## Records that describe figures

==========

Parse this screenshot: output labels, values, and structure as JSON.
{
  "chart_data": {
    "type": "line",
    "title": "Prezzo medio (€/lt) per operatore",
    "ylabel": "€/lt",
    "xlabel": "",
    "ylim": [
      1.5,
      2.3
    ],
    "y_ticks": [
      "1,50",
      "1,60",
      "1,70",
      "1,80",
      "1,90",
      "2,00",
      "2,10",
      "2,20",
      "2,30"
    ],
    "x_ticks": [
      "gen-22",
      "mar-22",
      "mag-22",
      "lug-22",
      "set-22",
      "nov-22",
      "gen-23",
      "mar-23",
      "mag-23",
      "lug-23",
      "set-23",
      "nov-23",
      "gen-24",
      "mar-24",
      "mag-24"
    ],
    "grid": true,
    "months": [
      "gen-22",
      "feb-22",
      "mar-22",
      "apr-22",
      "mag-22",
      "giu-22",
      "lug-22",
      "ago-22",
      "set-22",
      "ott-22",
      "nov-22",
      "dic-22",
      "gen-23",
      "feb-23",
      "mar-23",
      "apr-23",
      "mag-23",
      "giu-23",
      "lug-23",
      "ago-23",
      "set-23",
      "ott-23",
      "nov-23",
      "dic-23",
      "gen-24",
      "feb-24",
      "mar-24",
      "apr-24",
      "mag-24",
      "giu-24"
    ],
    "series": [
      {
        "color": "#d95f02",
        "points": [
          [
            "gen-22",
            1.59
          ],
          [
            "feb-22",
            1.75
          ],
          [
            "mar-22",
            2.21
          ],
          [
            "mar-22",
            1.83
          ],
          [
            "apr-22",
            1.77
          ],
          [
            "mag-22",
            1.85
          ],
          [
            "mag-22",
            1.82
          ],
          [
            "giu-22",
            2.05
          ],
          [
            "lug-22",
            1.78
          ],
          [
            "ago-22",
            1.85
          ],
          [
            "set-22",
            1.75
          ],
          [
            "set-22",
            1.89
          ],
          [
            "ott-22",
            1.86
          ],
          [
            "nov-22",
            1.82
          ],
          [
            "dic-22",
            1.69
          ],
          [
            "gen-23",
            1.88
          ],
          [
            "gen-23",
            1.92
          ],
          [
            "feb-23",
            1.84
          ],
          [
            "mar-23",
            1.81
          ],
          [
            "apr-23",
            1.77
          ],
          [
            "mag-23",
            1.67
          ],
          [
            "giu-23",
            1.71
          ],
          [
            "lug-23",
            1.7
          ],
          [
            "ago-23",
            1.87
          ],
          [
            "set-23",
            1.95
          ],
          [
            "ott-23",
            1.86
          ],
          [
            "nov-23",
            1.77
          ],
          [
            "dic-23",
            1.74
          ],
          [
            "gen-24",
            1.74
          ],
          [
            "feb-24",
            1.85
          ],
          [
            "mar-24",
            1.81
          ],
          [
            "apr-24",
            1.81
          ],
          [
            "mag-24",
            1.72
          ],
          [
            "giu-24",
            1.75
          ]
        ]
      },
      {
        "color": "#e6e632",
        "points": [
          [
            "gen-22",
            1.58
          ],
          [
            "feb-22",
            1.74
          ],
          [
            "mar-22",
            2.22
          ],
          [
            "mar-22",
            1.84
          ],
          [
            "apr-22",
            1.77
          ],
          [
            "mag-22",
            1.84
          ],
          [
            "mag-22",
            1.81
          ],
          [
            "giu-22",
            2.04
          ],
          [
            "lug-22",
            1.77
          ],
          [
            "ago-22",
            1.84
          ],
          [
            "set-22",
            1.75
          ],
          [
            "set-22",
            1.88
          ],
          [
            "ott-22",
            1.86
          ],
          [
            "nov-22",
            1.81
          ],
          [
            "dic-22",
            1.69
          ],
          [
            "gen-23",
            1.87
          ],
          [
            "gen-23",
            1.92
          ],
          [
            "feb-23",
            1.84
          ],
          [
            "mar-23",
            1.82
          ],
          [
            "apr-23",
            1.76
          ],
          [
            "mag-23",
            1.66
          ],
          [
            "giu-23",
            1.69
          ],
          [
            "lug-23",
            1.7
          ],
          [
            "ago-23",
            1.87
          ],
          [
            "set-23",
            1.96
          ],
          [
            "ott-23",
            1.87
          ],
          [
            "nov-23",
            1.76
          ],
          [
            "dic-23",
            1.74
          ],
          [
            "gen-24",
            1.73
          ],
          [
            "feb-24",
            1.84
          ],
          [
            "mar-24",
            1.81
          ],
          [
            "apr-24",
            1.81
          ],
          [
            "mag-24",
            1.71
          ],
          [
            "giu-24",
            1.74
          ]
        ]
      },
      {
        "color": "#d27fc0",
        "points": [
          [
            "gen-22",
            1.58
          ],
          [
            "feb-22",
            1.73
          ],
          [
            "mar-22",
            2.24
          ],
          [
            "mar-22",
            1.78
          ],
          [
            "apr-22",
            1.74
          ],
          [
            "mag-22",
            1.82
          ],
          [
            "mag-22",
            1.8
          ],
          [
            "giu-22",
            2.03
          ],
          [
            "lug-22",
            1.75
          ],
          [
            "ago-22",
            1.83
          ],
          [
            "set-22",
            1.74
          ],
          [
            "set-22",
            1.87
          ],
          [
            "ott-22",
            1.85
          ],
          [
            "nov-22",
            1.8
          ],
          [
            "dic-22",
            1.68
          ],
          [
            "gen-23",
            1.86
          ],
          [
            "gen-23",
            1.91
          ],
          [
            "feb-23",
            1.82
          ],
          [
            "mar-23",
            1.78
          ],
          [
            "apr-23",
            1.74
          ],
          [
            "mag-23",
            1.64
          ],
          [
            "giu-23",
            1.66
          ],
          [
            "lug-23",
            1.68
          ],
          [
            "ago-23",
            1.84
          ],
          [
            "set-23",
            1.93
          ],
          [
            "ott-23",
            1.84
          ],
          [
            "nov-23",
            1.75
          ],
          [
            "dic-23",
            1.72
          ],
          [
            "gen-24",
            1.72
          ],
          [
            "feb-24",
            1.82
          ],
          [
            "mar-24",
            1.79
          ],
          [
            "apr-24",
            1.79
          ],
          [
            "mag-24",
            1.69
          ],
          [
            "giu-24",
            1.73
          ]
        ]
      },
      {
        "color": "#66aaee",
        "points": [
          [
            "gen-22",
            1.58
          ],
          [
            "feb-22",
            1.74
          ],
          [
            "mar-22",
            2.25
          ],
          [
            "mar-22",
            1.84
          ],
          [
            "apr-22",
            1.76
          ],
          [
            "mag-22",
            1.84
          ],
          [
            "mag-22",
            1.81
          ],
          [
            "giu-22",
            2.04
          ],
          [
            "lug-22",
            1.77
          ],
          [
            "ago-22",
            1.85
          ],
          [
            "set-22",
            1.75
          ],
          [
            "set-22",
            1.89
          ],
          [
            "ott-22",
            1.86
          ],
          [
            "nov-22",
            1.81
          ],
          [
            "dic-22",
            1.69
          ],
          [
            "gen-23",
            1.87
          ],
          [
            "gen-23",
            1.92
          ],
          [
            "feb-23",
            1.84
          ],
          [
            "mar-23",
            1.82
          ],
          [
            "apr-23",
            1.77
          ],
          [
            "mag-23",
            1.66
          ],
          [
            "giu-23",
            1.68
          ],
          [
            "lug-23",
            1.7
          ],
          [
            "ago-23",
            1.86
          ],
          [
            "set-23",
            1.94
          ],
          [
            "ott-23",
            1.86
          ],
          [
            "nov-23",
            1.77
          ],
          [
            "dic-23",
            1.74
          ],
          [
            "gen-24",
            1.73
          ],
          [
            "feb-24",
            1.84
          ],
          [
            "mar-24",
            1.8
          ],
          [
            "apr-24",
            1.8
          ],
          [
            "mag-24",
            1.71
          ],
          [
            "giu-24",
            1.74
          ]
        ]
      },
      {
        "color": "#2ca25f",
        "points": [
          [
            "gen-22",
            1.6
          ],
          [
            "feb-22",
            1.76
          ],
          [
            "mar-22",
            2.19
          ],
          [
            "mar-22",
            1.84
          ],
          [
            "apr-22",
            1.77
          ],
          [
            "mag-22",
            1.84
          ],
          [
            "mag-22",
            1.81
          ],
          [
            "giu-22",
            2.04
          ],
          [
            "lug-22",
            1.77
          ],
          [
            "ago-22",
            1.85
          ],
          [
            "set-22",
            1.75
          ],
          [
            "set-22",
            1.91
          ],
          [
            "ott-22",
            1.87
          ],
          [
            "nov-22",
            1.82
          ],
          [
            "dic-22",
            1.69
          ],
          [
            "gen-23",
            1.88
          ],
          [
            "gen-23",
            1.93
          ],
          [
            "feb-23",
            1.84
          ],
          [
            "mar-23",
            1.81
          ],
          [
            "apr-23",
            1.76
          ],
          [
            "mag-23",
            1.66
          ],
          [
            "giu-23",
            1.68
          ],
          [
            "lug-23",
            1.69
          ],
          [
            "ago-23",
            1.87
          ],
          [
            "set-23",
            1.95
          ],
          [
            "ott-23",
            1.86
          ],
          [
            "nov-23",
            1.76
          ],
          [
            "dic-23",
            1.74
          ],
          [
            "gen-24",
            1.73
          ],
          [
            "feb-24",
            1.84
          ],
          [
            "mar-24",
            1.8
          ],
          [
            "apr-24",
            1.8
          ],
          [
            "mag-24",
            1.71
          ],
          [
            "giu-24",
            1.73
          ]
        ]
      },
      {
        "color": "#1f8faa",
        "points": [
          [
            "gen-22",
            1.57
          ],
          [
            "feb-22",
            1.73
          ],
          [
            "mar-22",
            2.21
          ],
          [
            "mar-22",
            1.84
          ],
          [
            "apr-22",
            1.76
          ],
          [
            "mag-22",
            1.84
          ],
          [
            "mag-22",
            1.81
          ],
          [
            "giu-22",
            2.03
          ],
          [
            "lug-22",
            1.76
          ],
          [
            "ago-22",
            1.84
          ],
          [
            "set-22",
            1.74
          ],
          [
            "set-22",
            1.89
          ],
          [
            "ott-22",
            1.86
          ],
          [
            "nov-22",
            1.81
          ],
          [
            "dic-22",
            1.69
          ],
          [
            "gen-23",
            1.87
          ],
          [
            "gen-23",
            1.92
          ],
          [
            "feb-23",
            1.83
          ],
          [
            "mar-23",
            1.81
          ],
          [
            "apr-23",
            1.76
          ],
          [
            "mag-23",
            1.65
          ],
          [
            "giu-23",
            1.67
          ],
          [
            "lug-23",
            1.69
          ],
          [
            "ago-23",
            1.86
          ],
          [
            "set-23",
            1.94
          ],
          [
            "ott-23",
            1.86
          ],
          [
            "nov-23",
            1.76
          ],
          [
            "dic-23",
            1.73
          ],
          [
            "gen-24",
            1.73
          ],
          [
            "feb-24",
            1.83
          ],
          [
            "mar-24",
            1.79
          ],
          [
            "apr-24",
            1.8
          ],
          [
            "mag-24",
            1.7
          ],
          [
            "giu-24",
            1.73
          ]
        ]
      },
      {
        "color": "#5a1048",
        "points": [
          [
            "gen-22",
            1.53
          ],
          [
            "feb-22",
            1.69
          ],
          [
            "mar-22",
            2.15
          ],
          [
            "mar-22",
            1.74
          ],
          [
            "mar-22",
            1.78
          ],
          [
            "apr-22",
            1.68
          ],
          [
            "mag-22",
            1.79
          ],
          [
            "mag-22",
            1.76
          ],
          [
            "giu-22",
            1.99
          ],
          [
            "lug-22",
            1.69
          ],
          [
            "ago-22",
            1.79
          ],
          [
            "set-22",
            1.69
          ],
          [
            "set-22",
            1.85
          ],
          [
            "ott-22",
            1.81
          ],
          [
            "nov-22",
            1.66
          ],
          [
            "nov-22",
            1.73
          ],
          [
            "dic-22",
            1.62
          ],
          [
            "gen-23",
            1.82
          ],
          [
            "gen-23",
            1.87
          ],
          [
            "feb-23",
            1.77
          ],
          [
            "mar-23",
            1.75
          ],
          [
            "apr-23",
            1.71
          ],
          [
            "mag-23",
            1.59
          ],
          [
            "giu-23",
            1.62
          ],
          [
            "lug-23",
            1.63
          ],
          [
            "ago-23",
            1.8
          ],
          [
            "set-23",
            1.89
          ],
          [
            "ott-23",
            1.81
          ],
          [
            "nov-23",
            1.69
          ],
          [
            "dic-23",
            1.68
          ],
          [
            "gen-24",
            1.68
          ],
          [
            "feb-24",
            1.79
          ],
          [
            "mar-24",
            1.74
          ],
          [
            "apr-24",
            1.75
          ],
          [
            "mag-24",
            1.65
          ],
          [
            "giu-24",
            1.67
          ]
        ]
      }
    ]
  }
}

==========

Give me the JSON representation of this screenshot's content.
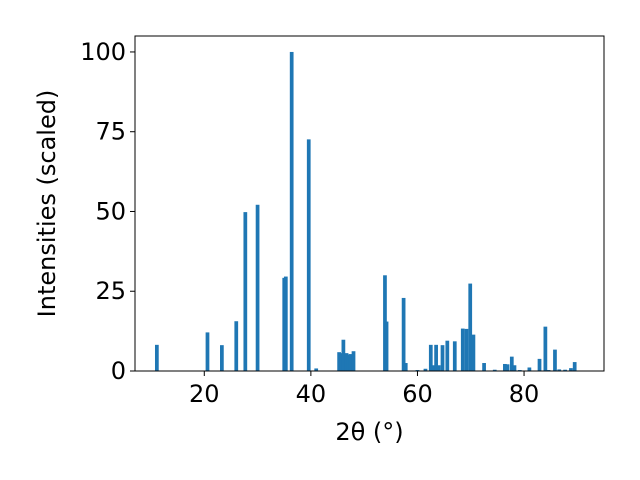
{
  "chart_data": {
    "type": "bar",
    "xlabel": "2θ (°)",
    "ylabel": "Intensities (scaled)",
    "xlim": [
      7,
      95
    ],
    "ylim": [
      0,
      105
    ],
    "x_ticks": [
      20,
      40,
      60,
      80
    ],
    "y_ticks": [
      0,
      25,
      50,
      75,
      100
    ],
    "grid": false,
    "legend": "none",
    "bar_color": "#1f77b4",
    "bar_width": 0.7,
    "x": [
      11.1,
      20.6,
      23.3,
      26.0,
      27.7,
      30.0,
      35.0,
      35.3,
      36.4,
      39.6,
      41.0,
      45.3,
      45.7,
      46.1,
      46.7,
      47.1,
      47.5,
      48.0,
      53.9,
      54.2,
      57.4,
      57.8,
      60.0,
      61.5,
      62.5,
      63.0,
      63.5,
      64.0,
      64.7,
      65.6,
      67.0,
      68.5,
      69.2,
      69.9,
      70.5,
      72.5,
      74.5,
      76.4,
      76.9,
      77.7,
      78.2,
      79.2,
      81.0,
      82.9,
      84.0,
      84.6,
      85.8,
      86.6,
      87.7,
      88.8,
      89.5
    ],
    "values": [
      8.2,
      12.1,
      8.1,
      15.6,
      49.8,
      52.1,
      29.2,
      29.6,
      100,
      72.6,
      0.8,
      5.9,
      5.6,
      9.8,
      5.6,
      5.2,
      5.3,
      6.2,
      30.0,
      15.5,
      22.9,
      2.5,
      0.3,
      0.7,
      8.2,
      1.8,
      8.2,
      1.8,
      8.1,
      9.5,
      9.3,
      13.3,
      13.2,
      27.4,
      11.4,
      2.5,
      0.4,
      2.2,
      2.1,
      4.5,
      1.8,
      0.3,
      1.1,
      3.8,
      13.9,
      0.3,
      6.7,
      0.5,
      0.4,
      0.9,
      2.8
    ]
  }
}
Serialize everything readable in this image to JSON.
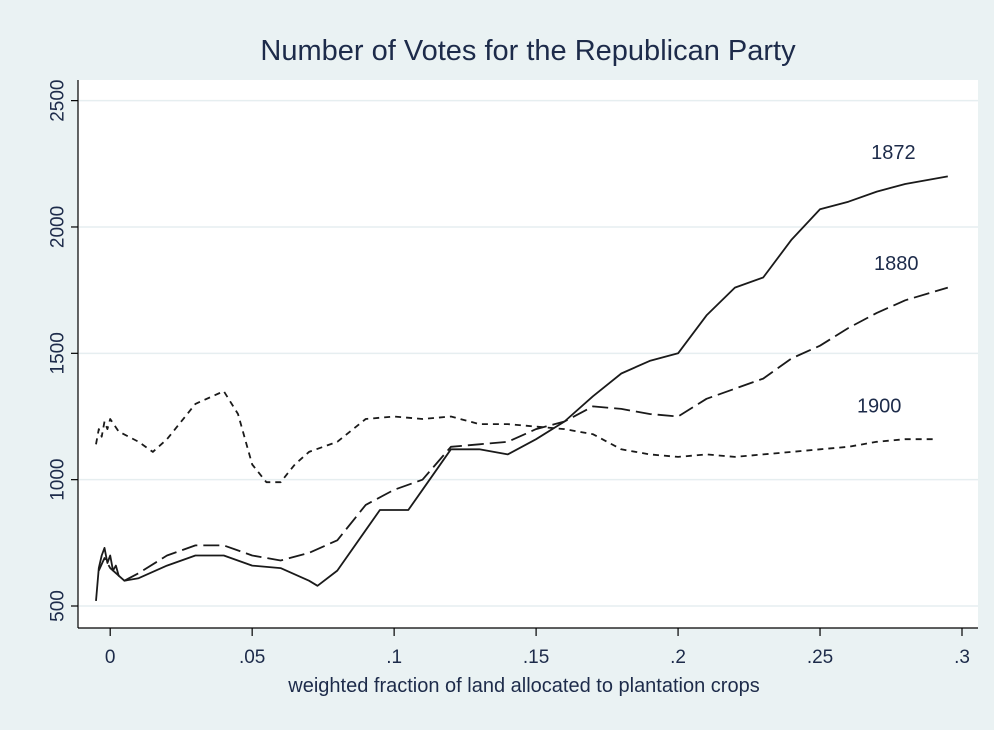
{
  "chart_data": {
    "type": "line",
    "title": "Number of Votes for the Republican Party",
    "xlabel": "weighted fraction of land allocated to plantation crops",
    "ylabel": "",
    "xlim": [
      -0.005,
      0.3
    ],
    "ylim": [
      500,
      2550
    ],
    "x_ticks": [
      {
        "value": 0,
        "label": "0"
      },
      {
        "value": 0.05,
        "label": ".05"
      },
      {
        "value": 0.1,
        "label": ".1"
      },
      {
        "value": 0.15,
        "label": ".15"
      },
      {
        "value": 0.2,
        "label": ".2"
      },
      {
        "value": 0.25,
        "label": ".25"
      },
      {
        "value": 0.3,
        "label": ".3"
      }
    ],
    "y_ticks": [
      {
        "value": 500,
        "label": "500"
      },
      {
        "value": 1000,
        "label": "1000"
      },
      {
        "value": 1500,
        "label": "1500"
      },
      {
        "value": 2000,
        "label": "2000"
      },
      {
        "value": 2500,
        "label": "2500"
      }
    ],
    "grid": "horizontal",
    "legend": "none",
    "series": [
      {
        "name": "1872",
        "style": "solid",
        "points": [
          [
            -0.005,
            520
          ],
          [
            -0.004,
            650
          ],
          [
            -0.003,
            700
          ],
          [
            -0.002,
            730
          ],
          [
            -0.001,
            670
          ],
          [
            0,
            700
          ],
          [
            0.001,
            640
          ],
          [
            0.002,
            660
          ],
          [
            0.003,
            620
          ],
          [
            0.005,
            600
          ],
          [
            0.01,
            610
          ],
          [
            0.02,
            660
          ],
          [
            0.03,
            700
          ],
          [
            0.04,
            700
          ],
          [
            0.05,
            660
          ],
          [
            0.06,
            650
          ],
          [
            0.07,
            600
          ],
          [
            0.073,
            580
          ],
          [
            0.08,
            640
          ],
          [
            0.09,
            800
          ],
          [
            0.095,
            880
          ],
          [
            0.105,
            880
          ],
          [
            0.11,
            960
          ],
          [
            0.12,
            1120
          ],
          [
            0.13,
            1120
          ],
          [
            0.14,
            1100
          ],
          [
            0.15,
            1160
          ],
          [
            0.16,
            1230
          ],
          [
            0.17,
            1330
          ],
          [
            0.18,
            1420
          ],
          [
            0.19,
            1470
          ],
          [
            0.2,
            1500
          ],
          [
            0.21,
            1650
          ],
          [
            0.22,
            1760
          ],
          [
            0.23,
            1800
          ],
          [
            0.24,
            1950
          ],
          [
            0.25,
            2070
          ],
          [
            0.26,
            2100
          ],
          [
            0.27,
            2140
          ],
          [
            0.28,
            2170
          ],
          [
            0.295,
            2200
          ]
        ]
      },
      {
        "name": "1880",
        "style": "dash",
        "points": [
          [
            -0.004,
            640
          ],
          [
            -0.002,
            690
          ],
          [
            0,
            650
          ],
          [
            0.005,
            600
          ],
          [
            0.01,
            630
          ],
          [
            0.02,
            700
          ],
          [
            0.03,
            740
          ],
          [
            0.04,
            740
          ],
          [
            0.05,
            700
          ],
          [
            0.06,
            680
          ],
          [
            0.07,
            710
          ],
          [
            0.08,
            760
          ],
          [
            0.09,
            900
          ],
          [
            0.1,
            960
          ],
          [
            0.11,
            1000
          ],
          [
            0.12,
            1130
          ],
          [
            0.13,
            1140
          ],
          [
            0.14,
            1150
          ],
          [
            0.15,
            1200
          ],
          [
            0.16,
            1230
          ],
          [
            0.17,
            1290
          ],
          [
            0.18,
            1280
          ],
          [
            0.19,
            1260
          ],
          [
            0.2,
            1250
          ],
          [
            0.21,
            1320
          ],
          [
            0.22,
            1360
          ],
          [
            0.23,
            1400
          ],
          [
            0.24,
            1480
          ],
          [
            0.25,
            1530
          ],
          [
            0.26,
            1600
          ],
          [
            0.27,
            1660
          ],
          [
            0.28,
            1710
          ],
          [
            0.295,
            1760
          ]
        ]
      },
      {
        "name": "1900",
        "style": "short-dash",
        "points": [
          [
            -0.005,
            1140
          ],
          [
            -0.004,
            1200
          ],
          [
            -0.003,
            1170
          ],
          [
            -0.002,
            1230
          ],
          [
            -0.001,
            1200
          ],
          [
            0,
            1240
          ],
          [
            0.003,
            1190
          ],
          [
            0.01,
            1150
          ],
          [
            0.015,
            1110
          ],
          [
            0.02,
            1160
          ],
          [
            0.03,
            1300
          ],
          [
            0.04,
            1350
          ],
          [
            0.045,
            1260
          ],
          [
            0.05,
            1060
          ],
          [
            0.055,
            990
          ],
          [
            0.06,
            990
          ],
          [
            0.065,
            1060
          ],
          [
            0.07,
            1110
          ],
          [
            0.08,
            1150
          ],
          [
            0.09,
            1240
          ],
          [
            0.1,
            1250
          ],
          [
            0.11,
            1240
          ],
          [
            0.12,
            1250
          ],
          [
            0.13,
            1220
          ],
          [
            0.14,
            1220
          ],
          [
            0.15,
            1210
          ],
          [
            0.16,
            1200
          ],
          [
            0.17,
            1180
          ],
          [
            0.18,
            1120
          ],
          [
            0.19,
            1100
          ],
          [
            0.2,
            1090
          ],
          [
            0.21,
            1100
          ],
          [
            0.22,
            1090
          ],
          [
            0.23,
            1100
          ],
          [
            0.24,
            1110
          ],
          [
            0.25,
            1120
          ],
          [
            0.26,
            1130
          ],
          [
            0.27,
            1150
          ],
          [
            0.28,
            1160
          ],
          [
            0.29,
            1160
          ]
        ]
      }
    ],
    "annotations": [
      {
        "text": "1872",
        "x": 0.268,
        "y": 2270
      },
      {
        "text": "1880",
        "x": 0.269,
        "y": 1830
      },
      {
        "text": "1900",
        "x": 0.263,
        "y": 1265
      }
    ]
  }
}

==========

## WHAT YOU ARE ASKED TO DO
Among the records above, find each line holding the string "this" and pull it out.

## CORRECT OUTPUT
Parse this screenshot: output labels, values, and structure as JSON.
Give me the JSON representation of this screenshot's content.
Serialize everything readable in this image to JSON.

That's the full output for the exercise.